Problem details
Find every line below that contains the word "二进制或" and copy it out.

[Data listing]
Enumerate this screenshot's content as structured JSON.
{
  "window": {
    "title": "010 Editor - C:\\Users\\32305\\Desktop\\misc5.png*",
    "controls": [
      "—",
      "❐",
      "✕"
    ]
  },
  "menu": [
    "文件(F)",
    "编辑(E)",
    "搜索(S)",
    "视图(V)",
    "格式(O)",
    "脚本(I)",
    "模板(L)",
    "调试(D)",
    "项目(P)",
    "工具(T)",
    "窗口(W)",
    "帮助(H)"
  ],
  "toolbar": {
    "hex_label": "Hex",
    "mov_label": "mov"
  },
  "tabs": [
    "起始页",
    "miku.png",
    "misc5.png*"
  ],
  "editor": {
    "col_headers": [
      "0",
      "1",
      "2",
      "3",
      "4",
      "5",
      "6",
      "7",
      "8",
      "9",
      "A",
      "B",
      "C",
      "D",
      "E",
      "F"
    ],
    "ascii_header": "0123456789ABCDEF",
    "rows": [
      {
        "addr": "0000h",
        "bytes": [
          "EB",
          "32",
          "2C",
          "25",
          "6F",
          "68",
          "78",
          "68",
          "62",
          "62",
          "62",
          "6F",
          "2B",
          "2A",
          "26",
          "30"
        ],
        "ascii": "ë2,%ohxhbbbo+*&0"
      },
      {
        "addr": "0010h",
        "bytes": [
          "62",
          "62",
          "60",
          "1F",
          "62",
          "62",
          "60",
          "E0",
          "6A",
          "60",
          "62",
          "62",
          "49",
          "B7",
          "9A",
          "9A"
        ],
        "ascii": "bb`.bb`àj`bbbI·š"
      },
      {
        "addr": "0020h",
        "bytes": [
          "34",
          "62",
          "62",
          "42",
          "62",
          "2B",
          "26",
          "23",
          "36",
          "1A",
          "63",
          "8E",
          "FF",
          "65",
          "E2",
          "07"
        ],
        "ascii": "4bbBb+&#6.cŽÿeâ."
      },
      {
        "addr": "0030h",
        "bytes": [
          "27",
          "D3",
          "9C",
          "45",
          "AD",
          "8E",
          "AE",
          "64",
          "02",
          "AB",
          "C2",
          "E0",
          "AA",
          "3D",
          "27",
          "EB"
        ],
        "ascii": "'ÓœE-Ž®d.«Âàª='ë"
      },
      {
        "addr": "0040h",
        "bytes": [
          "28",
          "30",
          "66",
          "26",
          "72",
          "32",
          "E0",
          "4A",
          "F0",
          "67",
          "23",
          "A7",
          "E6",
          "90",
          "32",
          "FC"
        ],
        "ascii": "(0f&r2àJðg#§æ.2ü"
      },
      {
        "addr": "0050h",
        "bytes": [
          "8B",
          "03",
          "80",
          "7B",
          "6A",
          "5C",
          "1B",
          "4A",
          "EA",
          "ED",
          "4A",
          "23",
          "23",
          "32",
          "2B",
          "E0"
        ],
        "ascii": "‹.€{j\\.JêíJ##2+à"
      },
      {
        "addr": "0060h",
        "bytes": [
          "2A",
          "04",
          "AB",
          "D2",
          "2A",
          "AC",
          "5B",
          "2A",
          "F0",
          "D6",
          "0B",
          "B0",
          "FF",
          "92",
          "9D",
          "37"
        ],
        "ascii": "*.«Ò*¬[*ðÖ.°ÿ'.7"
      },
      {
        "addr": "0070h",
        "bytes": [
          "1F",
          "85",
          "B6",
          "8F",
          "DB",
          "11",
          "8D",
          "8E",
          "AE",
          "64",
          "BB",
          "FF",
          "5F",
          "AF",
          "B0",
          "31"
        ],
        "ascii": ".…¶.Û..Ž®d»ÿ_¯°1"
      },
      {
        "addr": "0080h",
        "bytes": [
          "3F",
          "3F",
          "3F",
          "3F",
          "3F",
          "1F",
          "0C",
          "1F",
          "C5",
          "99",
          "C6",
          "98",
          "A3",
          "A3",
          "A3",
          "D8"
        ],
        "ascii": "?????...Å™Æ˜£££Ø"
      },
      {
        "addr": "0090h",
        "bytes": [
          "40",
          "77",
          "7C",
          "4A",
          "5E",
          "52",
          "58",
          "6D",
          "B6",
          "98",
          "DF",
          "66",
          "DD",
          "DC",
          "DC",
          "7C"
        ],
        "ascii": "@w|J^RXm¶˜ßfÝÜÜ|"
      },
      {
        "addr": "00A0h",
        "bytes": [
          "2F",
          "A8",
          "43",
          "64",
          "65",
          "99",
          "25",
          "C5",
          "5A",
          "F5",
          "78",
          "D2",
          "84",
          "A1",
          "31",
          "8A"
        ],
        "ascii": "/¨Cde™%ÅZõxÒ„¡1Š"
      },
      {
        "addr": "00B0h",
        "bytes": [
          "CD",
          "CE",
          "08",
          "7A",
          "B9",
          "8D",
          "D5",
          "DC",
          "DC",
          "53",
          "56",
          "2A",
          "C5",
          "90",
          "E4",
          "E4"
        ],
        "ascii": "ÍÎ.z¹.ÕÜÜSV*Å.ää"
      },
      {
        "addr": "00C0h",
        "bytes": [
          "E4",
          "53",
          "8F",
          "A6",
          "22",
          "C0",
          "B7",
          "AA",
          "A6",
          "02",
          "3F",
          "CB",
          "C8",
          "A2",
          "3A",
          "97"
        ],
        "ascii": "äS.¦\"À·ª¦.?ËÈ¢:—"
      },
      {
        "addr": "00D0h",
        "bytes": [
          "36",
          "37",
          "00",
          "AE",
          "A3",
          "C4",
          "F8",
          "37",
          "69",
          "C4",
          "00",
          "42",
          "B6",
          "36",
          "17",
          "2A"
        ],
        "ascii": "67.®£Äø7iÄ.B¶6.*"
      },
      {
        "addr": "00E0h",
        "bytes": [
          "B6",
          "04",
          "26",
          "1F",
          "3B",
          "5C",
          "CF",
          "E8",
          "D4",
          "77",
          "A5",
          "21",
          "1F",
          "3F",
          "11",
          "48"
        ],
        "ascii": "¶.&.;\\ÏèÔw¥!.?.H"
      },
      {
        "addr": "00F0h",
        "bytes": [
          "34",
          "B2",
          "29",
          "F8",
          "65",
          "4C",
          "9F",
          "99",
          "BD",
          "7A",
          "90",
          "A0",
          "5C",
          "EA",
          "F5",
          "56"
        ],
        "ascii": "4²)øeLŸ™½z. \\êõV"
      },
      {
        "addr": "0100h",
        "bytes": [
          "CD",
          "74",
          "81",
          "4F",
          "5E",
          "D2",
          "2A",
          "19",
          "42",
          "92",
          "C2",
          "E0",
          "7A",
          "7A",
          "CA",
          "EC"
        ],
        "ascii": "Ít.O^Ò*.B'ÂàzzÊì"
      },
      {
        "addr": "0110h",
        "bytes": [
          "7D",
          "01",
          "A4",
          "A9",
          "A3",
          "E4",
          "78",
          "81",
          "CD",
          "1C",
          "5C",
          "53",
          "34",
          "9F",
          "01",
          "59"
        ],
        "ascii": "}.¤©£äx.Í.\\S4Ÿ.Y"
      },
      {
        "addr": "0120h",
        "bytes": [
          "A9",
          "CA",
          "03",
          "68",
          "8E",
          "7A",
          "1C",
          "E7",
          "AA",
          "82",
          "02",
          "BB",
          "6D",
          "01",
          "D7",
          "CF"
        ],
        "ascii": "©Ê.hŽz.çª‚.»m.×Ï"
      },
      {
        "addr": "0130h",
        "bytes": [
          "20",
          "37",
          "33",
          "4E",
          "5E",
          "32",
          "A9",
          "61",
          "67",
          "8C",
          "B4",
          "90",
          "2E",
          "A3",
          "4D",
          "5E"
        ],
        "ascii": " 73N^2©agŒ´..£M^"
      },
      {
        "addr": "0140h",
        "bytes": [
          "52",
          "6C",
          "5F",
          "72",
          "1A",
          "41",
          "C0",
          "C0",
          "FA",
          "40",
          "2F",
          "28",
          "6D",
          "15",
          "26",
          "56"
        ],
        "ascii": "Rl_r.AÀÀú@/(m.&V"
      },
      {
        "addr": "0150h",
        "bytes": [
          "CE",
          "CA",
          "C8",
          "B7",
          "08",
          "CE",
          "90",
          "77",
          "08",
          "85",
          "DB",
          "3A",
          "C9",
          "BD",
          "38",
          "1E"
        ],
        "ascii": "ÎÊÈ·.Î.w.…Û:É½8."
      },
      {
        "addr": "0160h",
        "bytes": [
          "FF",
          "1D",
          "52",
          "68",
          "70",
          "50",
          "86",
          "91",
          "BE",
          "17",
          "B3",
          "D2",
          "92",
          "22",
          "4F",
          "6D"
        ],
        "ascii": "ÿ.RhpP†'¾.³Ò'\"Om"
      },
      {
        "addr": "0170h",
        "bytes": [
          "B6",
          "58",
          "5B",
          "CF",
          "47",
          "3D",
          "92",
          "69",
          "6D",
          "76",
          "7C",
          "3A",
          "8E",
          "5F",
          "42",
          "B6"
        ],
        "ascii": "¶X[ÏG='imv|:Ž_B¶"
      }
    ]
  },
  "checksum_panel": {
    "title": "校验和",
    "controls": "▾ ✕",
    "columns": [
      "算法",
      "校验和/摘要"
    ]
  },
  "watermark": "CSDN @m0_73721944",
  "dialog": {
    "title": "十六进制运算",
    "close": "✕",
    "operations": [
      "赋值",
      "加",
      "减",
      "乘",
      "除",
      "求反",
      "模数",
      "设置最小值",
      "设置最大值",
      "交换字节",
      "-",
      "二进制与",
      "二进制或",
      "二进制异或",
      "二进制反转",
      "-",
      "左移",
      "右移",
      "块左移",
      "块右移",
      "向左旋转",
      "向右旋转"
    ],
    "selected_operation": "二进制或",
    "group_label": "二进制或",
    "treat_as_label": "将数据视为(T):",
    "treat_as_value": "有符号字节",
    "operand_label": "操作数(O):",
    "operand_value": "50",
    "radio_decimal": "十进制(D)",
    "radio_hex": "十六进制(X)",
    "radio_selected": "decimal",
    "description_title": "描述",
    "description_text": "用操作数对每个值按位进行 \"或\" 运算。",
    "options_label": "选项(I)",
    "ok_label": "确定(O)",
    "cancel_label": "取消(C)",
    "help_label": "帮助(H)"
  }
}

Problem solution
      "二进制或",
    "selected_operation": "二进制或",
    "group_label": "二进制或",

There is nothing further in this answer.